Data entries for graphics
++++++
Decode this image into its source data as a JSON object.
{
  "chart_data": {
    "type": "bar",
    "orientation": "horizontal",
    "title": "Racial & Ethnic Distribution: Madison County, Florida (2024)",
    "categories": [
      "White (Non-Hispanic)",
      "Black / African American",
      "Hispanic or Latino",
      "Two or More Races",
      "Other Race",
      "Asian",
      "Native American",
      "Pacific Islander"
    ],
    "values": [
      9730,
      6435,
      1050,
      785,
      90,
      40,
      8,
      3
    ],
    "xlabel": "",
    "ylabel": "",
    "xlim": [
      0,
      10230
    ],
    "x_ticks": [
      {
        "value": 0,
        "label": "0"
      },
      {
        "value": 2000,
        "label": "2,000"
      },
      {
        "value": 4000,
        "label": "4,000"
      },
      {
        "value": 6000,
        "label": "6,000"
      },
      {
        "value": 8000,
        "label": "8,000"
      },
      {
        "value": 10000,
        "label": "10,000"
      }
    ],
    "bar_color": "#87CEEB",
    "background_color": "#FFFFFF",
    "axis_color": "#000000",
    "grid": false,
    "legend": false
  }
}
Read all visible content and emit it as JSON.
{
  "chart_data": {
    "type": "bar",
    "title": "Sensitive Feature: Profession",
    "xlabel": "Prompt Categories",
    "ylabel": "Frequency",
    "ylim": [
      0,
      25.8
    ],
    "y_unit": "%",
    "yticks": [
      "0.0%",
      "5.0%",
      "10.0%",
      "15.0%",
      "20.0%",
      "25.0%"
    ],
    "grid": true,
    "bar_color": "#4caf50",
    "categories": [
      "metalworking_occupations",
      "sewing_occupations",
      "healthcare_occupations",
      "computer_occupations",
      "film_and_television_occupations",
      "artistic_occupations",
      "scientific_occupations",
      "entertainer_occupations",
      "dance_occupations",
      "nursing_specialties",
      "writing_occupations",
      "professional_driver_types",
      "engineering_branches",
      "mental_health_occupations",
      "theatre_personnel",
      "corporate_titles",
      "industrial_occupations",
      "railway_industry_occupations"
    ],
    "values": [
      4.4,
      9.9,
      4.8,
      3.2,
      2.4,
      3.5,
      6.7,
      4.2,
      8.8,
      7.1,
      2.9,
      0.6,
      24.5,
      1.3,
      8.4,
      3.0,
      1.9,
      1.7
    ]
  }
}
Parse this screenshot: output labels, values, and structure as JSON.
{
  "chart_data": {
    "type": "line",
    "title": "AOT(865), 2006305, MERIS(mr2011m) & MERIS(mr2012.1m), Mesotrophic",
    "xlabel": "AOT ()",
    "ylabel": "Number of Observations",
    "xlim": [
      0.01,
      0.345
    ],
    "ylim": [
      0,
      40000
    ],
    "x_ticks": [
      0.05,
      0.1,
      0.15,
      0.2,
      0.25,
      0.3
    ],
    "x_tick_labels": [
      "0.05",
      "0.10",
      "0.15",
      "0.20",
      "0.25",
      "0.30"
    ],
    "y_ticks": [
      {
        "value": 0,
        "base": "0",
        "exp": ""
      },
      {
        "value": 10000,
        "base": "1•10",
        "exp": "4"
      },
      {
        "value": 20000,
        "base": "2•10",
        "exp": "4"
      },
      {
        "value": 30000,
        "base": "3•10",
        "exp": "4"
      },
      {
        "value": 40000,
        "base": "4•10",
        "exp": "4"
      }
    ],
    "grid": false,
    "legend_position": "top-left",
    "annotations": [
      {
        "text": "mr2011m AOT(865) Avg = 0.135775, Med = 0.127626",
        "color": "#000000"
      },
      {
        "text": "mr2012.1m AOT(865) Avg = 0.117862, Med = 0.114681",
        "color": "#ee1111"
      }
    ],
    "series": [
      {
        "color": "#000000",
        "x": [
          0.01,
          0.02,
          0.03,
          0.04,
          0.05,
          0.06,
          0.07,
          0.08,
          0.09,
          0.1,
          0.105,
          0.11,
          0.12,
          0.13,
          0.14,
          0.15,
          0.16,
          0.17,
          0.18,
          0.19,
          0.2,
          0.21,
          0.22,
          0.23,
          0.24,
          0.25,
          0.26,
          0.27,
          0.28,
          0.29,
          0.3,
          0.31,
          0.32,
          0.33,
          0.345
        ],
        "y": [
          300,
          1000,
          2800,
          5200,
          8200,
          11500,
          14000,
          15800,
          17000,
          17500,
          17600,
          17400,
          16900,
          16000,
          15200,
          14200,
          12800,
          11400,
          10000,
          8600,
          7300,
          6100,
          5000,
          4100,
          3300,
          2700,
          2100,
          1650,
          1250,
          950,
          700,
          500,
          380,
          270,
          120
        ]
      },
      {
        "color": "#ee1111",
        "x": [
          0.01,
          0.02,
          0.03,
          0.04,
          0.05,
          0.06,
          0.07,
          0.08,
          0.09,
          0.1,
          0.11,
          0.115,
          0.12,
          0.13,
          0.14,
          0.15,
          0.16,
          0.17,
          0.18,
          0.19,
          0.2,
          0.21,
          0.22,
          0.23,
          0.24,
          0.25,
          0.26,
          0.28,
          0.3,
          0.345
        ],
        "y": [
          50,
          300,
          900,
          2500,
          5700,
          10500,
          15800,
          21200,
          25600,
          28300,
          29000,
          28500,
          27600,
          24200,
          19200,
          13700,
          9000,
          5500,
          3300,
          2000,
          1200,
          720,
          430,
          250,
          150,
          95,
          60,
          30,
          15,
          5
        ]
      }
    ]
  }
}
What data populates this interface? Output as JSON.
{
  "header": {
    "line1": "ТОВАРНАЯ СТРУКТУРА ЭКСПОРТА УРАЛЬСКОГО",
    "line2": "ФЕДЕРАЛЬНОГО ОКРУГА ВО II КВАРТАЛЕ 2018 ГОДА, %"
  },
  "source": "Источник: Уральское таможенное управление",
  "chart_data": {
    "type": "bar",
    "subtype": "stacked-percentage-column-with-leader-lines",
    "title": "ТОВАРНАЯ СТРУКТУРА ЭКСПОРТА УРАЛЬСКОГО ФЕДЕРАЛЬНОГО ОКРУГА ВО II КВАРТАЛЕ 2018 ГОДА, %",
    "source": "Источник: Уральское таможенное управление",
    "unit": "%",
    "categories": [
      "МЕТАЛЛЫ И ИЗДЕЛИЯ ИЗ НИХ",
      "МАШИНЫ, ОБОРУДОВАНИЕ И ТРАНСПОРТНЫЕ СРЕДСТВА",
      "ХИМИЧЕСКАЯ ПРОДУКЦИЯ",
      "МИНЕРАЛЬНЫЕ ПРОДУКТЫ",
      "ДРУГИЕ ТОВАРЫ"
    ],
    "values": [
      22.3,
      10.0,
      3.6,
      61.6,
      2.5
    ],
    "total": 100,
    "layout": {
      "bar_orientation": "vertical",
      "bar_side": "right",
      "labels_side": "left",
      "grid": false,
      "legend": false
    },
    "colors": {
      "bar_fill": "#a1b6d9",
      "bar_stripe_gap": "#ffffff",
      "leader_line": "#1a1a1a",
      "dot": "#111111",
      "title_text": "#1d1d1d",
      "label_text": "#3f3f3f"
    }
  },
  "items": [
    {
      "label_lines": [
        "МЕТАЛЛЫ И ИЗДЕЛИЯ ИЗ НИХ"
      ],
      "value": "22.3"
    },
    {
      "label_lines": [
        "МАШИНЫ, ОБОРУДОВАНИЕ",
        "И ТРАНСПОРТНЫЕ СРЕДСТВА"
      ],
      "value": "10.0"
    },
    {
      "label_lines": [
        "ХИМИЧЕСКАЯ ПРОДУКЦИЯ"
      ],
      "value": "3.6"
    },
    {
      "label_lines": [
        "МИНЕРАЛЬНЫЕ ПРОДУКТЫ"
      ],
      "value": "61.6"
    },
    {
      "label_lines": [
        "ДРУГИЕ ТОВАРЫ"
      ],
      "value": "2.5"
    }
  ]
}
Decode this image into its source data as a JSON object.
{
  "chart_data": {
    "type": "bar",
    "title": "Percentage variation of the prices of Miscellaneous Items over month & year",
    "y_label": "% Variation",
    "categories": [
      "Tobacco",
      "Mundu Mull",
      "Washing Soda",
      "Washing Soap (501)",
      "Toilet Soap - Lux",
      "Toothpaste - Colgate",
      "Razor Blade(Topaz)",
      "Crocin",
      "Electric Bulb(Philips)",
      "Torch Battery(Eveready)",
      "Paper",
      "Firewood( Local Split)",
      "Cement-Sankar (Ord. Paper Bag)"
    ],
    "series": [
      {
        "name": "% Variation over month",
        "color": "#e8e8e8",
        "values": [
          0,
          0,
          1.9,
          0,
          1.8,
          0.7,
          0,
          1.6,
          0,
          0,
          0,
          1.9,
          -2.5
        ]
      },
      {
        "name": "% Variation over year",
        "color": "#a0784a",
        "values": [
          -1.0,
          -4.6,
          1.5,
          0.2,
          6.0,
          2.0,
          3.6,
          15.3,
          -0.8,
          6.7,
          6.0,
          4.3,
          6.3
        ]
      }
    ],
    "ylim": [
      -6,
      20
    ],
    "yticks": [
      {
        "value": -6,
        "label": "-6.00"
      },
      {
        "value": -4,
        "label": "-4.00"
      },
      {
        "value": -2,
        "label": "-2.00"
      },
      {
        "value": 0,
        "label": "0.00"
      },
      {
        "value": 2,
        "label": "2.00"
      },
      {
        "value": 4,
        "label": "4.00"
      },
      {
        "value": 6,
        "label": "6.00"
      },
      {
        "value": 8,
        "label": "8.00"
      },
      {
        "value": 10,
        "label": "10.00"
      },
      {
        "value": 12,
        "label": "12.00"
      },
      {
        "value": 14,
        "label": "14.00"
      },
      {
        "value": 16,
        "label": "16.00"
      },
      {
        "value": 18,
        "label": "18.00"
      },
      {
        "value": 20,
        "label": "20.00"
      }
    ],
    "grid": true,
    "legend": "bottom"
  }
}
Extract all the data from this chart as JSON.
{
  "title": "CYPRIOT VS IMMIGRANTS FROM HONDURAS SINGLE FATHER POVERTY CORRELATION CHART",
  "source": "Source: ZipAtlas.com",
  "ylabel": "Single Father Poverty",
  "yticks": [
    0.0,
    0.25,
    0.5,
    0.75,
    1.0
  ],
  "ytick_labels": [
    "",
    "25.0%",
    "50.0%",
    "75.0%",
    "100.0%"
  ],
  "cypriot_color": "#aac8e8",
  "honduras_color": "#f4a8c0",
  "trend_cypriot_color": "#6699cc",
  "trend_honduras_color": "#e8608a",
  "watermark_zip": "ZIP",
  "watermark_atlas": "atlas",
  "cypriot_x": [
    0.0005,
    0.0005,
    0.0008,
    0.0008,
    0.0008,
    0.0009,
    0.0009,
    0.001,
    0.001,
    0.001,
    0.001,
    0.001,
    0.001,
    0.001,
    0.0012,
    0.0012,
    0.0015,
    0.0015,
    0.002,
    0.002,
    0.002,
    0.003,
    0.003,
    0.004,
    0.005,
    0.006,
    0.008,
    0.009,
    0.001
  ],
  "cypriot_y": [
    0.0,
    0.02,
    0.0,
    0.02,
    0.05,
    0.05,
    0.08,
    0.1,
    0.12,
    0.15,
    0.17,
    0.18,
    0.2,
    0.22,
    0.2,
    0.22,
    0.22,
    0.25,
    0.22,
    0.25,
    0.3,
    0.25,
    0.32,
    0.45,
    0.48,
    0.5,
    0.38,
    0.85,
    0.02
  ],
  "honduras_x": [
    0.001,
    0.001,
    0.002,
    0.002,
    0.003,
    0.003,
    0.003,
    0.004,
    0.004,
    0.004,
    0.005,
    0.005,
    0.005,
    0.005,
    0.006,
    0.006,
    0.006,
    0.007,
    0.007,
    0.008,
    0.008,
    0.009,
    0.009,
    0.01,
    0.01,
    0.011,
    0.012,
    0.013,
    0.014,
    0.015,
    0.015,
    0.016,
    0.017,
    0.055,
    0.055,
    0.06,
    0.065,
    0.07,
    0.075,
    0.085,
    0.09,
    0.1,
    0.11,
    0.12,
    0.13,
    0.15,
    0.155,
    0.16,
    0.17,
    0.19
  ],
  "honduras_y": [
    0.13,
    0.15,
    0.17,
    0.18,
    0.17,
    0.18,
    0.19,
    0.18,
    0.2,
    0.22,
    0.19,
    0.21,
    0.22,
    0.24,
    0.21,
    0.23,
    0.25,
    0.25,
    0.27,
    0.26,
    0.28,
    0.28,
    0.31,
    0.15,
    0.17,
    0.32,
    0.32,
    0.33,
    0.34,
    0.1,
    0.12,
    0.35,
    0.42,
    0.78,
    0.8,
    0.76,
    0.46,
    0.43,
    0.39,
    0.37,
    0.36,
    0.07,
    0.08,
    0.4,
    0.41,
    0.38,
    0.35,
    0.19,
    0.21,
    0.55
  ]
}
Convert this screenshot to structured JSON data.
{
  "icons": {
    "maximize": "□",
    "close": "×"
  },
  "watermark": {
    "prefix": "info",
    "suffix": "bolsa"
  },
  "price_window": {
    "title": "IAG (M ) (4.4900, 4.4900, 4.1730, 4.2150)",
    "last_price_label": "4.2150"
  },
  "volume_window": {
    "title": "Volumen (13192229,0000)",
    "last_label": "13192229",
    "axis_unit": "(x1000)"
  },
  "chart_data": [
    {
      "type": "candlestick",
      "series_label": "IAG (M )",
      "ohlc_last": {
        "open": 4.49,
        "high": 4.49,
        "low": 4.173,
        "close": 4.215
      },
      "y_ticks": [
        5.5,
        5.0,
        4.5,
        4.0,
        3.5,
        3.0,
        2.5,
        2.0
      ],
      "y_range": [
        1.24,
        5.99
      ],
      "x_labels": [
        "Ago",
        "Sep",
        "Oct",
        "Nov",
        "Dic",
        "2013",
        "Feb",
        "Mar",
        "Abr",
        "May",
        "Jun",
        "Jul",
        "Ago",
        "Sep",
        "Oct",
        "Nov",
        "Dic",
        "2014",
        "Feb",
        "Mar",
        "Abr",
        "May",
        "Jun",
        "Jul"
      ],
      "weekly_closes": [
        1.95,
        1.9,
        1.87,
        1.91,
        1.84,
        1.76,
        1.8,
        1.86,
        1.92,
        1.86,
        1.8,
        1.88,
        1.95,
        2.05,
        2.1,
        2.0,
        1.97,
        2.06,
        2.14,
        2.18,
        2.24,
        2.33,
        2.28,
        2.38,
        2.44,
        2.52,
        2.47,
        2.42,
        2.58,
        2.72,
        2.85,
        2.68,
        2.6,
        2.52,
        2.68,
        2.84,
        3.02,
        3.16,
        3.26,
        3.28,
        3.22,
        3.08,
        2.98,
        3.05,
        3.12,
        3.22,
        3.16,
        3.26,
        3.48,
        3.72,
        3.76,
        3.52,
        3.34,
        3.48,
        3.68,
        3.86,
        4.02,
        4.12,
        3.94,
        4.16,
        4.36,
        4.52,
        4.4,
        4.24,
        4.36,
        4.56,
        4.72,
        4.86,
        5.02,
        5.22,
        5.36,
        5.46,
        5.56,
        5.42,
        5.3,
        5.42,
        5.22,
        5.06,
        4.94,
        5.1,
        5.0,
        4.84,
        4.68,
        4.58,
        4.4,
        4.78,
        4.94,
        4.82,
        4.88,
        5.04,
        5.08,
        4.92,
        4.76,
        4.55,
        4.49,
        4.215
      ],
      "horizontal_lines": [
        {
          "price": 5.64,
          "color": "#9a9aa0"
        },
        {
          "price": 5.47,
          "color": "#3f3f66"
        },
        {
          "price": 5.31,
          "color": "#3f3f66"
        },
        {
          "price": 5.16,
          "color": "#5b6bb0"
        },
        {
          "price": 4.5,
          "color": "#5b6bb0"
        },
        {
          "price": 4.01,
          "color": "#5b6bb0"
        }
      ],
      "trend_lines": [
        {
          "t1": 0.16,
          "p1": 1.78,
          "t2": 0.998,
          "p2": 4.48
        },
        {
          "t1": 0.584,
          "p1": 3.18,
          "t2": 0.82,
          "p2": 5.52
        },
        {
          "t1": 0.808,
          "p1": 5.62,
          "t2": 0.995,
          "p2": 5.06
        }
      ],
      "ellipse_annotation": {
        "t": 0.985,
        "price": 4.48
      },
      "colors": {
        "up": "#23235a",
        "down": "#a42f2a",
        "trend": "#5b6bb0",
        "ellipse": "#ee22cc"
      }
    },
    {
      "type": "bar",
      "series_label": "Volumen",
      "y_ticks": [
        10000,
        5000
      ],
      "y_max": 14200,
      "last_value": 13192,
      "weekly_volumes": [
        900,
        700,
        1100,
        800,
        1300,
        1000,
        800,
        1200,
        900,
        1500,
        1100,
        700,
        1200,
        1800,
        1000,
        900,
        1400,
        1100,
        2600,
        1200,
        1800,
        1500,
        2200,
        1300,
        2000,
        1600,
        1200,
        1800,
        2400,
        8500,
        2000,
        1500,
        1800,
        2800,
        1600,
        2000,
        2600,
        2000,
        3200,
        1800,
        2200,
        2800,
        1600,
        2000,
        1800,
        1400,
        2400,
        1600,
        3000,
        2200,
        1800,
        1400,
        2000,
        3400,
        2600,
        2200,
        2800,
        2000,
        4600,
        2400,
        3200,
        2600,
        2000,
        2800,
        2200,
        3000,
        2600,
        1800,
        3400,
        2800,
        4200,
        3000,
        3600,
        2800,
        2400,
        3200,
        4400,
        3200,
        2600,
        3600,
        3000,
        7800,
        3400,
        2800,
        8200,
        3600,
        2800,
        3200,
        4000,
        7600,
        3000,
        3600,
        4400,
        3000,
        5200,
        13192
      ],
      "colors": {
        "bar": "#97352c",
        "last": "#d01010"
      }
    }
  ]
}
++++++
WRITTEN INSTRUCTION:
Pick out every line above that contains the word "month" and copy it.

RESPONSE:
    "title": "Percentage variation of the prices of Miscellaneous Items over month & year",
        "name": "% Variation over month",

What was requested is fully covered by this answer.